# What this task involves
Write the next part of the passage about PlayStation 4 sales and Xbox One pricing, picking up after its final sentence.

# Extract

Sony PlayStation 4 sales surpassed the 7 million mark earlier this month according to the console maker, and Microsoft, its biggest rival, has some work to do if it wants to stay competitive for gamers.
One of the major drags on Xbox One sales is the console's price, according to Jeremy Rosenberg, head of digital at Allison+Partners. When the console launched in the United States last November, its list price was $499.99. That's $100 more than the PlayStation 4.
"Price drops are an inevitable part of the console gaming enterprise. They will drop their price eventually. ... But I think that $100 definitely is causing some people to go with the PS4," said Rosenberg, who added that he expects the Xbox One price to fall by the end of this year.

# Excerpted records
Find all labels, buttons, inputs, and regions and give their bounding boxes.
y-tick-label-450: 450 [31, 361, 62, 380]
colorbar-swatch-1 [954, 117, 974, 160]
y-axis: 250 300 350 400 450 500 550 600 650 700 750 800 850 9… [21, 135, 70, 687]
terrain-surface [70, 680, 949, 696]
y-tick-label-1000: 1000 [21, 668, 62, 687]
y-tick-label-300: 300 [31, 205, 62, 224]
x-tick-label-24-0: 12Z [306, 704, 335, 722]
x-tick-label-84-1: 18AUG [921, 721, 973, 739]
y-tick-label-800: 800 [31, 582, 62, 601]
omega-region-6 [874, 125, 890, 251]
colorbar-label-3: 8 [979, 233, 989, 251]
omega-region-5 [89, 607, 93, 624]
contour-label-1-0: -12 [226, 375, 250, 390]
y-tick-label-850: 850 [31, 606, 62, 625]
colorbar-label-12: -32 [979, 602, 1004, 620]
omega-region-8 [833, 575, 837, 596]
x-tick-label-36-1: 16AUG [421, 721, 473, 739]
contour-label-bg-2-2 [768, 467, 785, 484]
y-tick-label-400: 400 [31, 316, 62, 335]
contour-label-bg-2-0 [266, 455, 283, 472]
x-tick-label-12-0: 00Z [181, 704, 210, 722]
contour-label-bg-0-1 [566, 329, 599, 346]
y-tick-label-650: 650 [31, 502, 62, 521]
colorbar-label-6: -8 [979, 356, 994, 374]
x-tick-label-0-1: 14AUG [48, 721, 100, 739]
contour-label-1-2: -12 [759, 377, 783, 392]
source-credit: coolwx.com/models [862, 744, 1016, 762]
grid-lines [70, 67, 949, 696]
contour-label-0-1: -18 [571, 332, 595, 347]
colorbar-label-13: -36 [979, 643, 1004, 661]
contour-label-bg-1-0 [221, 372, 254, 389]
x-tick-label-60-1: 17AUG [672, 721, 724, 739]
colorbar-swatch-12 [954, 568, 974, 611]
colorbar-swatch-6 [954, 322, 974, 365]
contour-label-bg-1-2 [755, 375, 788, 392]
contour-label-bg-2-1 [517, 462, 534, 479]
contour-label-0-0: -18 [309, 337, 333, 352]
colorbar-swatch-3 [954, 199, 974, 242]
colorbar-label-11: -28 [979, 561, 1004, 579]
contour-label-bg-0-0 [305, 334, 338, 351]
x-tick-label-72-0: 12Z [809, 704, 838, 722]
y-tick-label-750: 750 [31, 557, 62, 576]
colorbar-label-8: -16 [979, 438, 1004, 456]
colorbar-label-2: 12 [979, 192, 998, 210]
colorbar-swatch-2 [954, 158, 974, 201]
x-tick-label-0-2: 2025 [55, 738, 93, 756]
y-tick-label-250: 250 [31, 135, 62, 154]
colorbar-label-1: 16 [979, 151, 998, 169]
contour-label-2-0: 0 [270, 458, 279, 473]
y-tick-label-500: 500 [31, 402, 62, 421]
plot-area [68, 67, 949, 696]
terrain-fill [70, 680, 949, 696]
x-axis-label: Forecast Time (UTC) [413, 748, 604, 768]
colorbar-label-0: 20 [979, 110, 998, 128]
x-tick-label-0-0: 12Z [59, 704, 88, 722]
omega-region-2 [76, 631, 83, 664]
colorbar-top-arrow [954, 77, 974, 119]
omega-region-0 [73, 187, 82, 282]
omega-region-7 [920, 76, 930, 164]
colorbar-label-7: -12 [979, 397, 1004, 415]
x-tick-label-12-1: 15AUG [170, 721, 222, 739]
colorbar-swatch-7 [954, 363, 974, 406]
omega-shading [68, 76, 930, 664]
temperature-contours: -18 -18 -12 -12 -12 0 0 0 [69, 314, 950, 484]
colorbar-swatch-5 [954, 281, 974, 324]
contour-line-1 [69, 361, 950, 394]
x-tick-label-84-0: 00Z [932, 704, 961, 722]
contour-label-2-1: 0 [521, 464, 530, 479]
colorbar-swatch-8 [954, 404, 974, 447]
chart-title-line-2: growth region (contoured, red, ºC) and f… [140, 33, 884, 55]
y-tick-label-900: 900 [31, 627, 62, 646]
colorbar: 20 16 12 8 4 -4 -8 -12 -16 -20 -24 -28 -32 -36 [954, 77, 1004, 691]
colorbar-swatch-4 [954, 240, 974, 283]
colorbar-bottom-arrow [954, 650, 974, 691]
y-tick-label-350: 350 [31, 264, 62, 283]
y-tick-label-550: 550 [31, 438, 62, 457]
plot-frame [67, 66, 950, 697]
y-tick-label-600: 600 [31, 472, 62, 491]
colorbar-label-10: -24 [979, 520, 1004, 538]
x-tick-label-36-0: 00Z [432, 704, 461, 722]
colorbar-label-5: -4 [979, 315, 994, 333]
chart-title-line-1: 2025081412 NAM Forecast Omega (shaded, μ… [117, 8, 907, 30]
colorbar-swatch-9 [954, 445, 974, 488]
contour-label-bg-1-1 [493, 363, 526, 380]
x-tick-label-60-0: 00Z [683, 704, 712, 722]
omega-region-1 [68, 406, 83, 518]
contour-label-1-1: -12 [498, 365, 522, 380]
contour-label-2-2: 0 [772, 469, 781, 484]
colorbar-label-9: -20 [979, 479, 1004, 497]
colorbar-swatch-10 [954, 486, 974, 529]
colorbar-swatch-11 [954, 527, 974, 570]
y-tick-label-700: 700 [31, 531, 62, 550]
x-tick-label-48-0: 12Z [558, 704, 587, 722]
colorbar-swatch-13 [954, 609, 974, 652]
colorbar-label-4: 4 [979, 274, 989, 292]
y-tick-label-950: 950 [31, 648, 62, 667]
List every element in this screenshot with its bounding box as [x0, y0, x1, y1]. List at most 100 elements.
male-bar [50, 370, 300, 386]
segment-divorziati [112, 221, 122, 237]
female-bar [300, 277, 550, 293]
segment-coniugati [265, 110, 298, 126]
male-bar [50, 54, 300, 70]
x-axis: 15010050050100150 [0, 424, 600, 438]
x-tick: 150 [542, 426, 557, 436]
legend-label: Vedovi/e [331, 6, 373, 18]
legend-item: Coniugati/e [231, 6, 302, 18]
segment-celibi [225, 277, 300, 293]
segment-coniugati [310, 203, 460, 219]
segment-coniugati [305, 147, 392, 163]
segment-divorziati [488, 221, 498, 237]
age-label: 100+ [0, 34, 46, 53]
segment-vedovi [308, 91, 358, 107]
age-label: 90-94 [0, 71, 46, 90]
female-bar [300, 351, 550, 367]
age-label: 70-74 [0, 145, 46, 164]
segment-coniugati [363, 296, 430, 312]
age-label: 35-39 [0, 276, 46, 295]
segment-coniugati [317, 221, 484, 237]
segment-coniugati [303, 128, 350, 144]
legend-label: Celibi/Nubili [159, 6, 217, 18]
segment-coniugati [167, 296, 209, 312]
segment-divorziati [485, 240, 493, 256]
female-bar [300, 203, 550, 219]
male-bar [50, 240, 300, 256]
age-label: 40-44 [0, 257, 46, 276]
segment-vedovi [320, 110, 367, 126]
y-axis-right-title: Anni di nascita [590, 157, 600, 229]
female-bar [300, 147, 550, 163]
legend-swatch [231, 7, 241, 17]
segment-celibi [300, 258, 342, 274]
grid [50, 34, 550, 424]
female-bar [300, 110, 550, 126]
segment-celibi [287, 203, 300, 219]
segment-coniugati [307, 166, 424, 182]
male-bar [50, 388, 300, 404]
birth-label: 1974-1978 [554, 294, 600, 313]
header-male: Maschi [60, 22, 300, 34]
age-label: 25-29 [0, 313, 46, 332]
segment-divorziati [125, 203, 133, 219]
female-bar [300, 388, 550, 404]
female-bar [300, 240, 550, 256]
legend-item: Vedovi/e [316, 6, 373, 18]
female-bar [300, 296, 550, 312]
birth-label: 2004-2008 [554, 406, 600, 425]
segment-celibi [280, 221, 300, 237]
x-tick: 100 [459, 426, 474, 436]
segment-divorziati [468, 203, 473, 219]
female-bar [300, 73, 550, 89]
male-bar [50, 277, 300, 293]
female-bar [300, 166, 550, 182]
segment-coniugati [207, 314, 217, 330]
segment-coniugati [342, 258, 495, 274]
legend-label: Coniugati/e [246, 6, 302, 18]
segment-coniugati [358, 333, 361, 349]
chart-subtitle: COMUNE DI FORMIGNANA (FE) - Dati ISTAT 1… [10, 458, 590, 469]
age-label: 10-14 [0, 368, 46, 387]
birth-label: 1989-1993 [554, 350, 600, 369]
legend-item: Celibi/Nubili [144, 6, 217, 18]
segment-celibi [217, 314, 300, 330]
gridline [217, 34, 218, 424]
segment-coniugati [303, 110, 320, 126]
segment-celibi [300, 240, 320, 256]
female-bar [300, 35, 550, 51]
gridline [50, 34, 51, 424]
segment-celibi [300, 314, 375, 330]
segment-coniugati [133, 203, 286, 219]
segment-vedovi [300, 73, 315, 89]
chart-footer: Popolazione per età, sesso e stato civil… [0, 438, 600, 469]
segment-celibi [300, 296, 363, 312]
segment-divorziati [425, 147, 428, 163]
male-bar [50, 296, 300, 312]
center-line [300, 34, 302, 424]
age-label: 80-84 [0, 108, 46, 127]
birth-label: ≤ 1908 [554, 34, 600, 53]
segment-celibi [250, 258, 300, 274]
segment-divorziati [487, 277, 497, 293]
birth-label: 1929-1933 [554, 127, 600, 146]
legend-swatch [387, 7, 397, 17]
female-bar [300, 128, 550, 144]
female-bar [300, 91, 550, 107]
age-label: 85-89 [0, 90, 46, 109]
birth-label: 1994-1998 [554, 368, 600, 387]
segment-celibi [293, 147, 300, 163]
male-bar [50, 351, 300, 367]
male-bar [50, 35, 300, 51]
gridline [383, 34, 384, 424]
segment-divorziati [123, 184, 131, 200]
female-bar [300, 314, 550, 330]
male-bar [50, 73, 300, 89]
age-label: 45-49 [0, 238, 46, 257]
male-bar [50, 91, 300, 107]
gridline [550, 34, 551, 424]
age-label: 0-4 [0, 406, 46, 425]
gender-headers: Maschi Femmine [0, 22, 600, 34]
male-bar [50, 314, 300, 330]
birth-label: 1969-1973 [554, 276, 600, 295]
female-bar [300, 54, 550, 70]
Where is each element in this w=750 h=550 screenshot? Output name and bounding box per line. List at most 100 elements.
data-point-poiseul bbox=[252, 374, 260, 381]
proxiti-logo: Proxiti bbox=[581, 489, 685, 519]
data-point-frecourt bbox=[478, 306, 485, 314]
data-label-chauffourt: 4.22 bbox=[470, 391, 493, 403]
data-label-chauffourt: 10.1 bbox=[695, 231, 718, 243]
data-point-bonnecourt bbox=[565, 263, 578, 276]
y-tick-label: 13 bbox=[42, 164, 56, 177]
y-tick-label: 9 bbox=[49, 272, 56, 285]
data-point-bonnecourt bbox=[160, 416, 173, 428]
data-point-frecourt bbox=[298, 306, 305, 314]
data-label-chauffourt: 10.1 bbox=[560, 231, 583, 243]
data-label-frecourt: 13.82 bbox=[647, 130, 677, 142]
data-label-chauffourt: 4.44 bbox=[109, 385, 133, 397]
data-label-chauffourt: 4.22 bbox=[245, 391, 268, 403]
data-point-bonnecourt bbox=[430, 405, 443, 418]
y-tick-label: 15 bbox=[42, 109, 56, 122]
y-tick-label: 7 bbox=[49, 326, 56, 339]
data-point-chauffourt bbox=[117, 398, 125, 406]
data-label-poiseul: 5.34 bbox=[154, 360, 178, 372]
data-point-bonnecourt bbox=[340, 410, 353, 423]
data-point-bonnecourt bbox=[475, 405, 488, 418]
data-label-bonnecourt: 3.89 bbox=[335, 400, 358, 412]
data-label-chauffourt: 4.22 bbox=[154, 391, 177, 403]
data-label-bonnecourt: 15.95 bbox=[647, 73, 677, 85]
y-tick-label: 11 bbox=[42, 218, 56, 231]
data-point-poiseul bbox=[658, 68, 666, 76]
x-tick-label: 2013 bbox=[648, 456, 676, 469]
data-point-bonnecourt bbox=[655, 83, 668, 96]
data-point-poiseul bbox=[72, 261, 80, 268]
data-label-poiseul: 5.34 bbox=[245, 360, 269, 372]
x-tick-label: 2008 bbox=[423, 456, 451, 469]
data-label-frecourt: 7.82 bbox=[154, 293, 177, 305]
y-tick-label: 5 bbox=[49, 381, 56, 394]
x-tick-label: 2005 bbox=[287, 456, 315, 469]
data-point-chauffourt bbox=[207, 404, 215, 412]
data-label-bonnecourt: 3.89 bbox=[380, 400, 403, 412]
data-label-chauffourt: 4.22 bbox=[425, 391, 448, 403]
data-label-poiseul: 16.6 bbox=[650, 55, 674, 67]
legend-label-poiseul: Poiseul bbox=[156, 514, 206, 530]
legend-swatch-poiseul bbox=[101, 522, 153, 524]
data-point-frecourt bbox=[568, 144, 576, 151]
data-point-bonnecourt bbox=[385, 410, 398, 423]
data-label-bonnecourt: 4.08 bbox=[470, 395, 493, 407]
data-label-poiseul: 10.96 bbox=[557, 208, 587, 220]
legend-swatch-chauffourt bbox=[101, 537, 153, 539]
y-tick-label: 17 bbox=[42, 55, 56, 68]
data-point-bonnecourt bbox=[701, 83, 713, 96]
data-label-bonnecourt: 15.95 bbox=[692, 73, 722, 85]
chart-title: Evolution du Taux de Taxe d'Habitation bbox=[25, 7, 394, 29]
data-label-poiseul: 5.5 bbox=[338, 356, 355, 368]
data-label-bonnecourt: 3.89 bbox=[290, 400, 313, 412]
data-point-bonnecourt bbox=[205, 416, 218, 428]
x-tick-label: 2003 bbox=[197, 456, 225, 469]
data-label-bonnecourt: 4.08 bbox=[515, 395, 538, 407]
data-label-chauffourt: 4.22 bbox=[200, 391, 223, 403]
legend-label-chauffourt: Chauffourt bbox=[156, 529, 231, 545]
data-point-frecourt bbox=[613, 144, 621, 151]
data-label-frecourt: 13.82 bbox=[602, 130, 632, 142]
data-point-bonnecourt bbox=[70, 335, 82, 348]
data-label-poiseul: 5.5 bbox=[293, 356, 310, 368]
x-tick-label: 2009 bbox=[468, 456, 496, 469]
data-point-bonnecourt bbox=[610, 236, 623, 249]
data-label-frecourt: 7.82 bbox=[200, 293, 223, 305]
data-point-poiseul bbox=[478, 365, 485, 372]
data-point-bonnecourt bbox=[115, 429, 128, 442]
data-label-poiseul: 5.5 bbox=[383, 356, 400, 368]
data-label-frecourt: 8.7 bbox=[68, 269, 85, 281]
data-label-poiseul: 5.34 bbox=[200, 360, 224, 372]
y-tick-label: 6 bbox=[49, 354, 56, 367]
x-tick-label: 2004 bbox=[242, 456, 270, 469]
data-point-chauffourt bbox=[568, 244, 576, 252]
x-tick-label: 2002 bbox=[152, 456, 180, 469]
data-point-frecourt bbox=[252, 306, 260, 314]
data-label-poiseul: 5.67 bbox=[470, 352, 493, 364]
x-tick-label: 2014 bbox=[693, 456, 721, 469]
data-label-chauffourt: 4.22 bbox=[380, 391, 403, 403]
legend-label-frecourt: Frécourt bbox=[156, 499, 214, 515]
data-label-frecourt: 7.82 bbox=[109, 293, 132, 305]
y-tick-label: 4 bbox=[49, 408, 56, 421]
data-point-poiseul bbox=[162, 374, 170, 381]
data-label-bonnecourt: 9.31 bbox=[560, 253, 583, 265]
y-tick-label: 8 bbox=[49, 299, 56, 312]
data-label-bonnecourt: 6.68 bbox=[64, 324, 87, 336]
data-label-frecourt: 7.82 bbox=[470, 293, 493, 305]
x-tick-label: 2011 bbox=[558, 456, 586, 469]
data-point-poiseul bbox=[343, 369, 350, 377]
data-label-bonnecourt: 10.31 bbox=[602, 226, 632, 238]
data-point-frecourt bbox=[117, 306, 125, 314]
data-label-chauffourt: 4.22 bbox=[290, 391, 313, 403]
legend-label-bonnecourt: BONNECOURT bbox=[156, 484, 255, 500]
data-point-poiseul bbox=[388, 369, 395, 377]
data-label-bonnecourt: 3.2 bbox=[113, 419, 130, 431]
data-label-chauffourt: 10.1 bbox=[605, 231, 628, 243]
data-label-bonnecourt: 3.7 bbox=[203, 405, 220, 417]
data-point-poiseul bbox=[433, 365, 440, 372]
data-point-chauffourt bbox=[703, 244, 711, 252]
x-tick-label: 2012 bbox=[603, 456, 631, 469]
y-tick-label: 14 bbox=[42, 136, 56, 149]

# Your response
"They also had the challenge with [Xbox] Kinect being front and center, and I think in this new kind of post-Snowden era, some people are a little bit hesitant to put a camera right in front of the television," Rosenberg said.
And based on sales of games for previous console models, Microsoft might be relying too heavily on exclusive games to drive console sales, according to Rosenberg.
"Halo 3," the best-selling game for the Xbox 360, was sold to more than 25 percent of console owners, while the best-selling PS3 title, "Grand Theft Auto San Andreas," was purchased by about 12 percent of those console owners, Rosenberg noted.
—By CNBC's Althea Chang.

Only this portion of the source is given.